*PROVIDED RECORDS*
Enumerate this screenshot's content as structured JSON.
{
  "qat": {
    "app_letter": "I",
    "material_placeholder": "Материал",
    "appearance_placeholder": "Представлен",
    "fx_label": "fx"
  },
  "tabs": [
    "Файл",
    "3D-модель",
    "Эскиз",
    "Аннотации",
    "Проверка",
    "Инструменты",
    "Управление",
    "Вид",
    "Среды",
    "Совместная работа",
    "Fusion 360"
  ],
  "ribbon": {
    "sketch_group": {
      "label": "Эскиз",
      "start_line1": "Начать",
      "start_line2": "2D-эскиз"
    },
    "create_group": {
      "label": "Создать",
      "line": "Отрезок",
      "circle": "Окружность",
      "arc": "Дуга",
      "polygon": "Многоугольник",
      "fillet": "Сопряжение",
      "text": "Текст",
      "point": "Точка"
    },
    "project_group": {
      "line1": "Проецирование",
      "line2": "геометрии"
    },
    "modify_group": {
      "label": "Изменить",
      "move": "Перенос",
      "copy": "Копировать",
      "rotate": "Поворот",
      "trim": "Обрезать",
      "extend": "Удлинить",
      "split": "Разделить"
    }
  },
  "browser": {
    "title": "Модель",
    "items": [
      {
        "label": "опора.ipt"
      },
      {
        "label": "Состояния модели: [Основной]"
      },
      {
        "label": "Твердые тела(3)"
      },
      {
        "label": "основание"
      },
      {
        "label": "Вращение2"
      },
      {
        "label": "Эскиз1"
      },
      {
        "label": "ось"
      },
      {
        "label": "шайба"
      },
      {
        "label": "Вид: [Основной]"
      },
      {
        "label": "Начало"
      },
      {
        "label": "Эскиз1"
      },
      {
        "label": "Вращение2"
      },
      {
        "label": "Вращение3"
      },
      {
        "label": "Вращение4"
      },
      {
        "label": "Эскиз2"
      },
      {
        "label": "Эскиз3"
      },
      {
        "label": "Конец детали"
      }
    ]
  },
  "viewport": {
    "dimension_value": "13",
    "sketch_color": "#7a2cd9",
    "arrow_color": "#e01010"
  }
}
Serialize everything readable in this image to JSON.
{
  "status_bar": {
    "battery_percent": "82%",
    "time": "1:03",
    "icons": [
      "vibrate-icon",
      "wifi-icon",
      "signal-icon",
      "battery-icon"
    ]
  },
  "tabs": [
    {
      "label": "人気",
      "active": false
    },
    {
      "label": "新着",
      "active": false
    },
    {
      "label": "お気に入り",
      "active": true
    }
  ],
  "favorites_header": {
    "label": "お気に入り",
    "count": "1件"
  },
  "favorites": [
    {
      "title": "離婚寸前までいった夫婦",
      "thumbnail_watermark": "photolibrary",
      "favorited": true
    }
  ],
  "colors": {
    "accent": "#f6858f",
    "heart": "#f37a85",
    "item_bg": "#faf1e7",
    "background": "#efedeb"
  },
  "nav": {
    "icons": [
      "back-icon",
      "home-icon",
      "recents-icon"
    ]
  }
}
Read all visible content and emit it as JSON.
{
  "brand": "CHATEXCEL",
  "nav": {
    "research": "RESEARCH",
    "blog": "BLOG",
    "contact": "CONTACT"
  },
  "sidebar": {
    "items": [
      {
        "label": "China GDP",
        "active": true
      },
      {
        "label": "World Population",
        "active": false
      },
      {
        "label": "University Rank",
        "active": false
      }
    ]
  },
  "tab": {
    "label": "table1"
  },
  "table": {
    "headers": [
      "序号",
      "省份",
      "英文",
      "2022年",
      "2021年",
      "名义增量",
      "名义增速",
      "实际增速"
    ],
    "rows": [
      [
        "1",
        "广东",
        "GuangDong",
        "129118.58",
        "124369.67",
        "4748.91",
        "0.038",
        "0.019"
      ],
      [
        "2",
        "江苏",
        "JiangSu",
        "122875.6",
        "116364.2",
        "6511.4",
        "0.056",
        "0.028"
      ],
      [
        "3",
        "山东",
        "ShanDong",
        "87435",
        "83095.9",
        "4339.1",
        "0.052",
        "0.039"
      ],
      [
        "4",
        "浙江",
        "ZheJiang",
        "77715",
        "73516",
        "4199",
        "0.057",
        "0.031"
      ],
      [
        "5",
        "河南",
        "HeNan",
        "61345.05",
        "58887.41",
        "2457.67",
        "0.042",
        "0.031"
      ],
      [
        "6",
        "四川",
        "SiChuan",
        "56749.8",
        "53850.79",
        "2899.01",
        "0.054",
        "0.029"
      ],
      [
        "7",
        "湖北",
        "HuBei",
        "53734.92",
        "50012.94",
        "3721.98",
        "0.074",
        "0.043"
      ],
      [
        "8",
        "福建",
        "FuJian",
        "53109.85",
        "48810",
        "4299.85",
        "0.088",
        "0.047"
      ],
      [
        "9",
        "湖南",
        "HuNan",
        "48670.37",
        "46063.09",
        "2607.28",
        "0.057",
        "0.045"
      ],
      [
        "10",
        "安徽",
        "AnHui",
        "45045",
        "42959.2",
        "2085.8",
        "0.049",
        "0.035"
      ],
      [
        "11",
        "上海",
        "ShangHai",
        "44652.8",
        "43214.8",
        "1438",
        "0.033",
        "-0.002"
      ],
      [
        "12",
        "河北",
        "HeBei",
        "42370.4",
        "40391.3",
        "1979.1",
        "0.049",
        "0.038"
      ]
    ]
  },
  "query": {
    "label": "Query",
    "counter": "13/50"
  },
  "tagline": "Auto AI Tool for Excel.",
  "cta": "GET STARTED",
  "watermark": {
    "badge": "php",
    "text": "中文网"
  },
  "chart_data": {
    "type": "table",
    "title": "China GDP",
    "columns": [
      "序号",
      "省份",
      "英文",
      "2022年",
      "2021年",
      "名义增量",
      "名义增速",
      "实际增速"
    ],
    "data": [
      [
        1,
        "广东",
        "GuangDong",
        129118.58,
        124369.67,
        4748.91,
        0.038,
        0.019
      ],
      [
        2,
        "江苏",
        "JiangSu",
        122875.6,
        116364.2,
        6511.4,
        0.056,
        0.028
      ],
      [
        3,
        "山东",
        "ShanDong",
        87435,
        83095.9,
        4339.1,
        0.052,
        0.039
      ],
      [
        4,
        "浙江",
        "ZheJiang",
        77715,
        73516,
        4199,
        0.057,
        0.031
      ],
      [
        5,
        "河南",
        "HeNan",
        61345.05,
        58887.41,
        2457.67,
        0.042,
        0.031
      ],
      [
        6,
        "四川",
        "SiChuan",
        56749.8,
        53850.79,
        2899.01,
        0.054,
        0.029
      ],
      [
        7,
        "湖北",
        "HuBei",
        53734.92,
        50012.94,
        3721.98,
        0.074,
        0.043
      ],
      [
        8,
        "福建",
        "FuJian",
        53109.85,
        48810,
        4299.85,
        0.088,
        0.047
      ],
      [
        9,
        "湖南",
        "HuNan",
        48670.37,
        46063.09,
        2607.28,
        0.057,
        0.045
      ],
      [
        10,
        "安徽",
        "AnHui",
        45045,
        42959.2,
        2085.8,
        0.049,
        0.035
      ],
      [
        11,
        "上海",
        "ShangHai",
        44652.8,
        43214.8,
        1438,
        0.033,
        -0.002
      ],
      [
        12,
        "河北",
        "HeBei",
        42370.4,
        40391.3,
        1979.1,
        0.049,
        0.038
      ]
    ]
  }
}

*SHORT EXERCISE*
Every record above needs to be repeated word for word.

*EXPECTED OUTPUT*
Enumerate this screenshot's content as structured JSON.
{
  "qat": {
    "app_letter": "I",
    "material_placeholder": "Материал",
    "appearance_placeholder": "Представлен",
    "fx_label": "fx"
  },
  "tabs": [
    "Файл",
    "3D-модель",
    "Эскиз",
    "Аннотации",
    "Проверка",
    "Инструменты",
    "Управление",
    "Вид",
    "Среды",
    "Совместная работа",
    "Fusion 360"
  ],
  "ribbon": {
    "sketch_group": {
      "label": "Эскиз",
      "start_line1": "Начать",
      "start_line2": "2D-эскиз"
    },
    "create_group": {
      "label": "Создать",
      "line": "Отрезок",
      "circle": "Окружность",
      "arc": "Дуга",
      "polygon": "Многоугольник",
      "fillet": "Сопряжение",
      "text": "Текст",
      "point": "Точка"
    },
    "project_group": {
      "line1": "Проецирование",
      "line2": "геометрии"
    },
    "modify_group": {
      "label": "Изменить",
      "move": "Перенос",
      "copy": "Копировать",
      "rotate": "Поворот",
      "trim": "Обрезать",
      "extend": "Удлинить",
      "split": "Разделить"
    }
  },
  "browser": {
    "title": "Модель",
    "items": [
      {
        "label": "опора.ipt"
      },
      {
        "label": "Состояния модели: [Основной]"
      },
      {
        "label": "Твердые тела(3)"
      },
      {
        "label": "основание"
      },
      {
        "label": "Вращение2"
      },
      {
        "label": "Эскиз1"
      },
      {
        "label": "ось"
      },
      {
        "label": "шайба"
      },
      {
        "label": "Вид: [Основной]"
      },
      {
        "label": "Начало"
      },
      {
        "label": "Эскиз1"
      },
      {
        "label": "Вращение2"
      },
      {
        "label": "Вращение3"
      },
      {
        "label": "Вращение4"
      },
      {
        "label": "Эскиз2"
      },
      {
        "label": "Эскиз3"
      },
      {
        "label": "Конец детали"
      }
    ]
  },
  "viewport": {
    "dimension_value": "13",
    "sketch_color": "#7a2cd9",
    "arrow_color": "#e01010"
  }
}
Serialize everything readable in this image to JSON.
{
  "status_bar": {
    "battery_percent": "82%",
    "time": "1:03",
    "icons": [
      "vibrate-icon",
      "wifi-icon",
      "signal-icon",
      "battery-icon"
    ]
  },
  "tabs": [
    {
      "label": "人気",
      "active": false
    },
    {
      "label": "新着",
      "active": false
    },
    {
      "label": "お気に入り",
      "active": true
    }
  ],
  "favorites_header": {
    "label": "お気に入り",
    "count": "1件"
  },
  "favorites": [
    {
      "title": "離婚寸前までいった夫婦",
      "thumbnail_watermark": "photolibrary",
      "favorited": true
    }
  ],
  "colors": {
    "accent": "#f6858f",
    "heart": "#f37a85",
    "item_bg": "#faf1e7",
    "background": "#efedeb"
  },
  "nav": {
    "icons": [
      "back-icon",
      "home-icon",
      "recents-icon"
    ]
  }
}
Read all visible content and emit it as JSON.
{
  "brand": "CHATEXCEL",
  "nav": {
    "research": "RESEARCH",
    "blog": "BLOG",
    "contact": "CONTACT"
  },
  "sidebar": {
    "items": [
      {
        "label": "China GDP",
        "active": true
      },
      {
        "label": "World Population",
        "active": false
      },
      {
        "label": "University Rank",
        "active": false
      }
    ]
  },
  "tab": {
    "label": "table1"
  },
  "table": {
    "headers": [
      "序号",
      "省份",
      "英文",
      "2022年",
      "2021年",
      "名义增量",
      "名义增速",
      "实际增速"
    ],
    "rows": [
      [
        "1",
        "广东",
        "GuangDong",
        "129118.58",
        "124369.67",
        "4748.91",
        "0.038",
        "0.019"
      ],
      [
        "2",
        "江苏",
        "JiangSu",
        "122875.6",
        "116364.2",
        "6511.4",
        "0.056",
        "0.028"
      ],
      [
        "3",
        "山东",
        "ShanDong",
        "87435",
        "83095.9",
        "4339.1",
        "0.052",
        "0.039"
      ],
      [
        "4",
        "浙江",
        "ZheJiang",
        "77715",
        "73516",
        "4199",
        "0.057",
        "0.031"
      ],
      [
        "5",
        "河南",
        "HeNan",
        "61345.05",
        "58887.41",
        "2457.67",
        "0.042",
        "0.031"
      ],
      [
        "6",
        "四川",
        "SiChuan",
        "56749.8",
        "53850.79",
        "2899.01",
        "0.054",
        "0.029"
      ],
      [
        "7",
        "湖北",
        "HuBei",
        "53734.92",
        "50012.94",
        "3721.98",
        "0.074",
        "0.043"
      ],
      [
        "8",
        "福建",
        "FuJian",
        "53109.85",
        "48810",
        "4299.85",
        "0.088",
        "0.047"
      ],
      [
        "9",
        "湖南",
        "HuNan",
        "48670.37",
        "46063.09",
        "2607.28",
        "0.057",
        "0.045"
      ],
      [
        "10",
        "安徽",
        "AnHui",
        "45045",
        "42959.2",
        "2085.8",
        "0.049",
        "0.035"
      ],
      [
        "11",
        "上海",
        "ShangHai",
        "44652.8",
        "43214.8",
        "1438",
        "0.033",
        "-0.002"
      ],
      [
        "12",
        "河北",
        "HeBei",
        "42370.4",
        "40391.3",
        "1979.1",
        "0.049",
        "0.038"
      ]
    ]
  },
  "query": {
    "label": "Query",
    "counter": "13/50"
  },
  "tagline": "Auto AI Tool for Excel.",
  "cta": "GET STARTED",
  "watermark": {
    "badge": "php",
    "text": "中文网"
  },
  "chart_data": {
    "type": "table",
    "title": "China GDP",
    "columns": [
      "序号",
      "省份",
      "英文",
      "2022年",
      "2021年",
      "名义增量",
      "名义增速",
      "实际增速"
    ],
    "data": [
      [
        1,
        "广东",
        "GuangDong",
        129118.58,
        124369.67,
        4748.91,
        0.038,
        0.019
      ],
      [
        2,
        "江苏",
        "JiangSu",
        122875.6,
        116364.2,
        6511.4,
        0.056,
        0.028
      ],
      [
        3,
        "山东",
        "ShanDong",
        87435,
        83095.9,
        4339.1,
        0.052,
        0.039
      ],
      [
        4,
        "浙江",
        "ZheJiang",
        77715,
        73516,
        4199,
        0.057,
        0.031
      ],
      [
        5,
        "河南",
        "HeNan",
        61345.05,
        58887.41,
        2457.67,
        0.042,
        0.031
      ],
      [
        6,
        "四川",
        "SiChuan",
        56749.8,
        53850.79,
        2899.01,
        0.054,
        0.029
      ],
      [
        7,
        "湖北",
        "HuBei",
        53734.92,
        50012.94,
        3721.98,
        0.074,
        0.043
      ],
      [
        8,
        "福建",
        "FuJian",
        53109.85,
        48810,
        4299.85,
        0.088,
        0.047
      ],
      [
        9,
        "湖南",
        "HuNan",
        48670.37,
        46063.09,
        2607.28,
        0.057,
        0.045
      ],
      [
        10,
        "安徽",
        "AnHui",
        45045,
        42959.2,
        2085.8,
        0.049,
        0.035
      ],
      [
        11,
        "上海",
        "ShangHai",
        44652.8,
        43214.8,
        1438,
        0.033,
        -0.002
      ],
      [
        12,
        "河北",
        "HeBei",
        42370.4,
        40391.3,
        1979.1,
        0.049,
        0.038
      ]
    ]
  }
}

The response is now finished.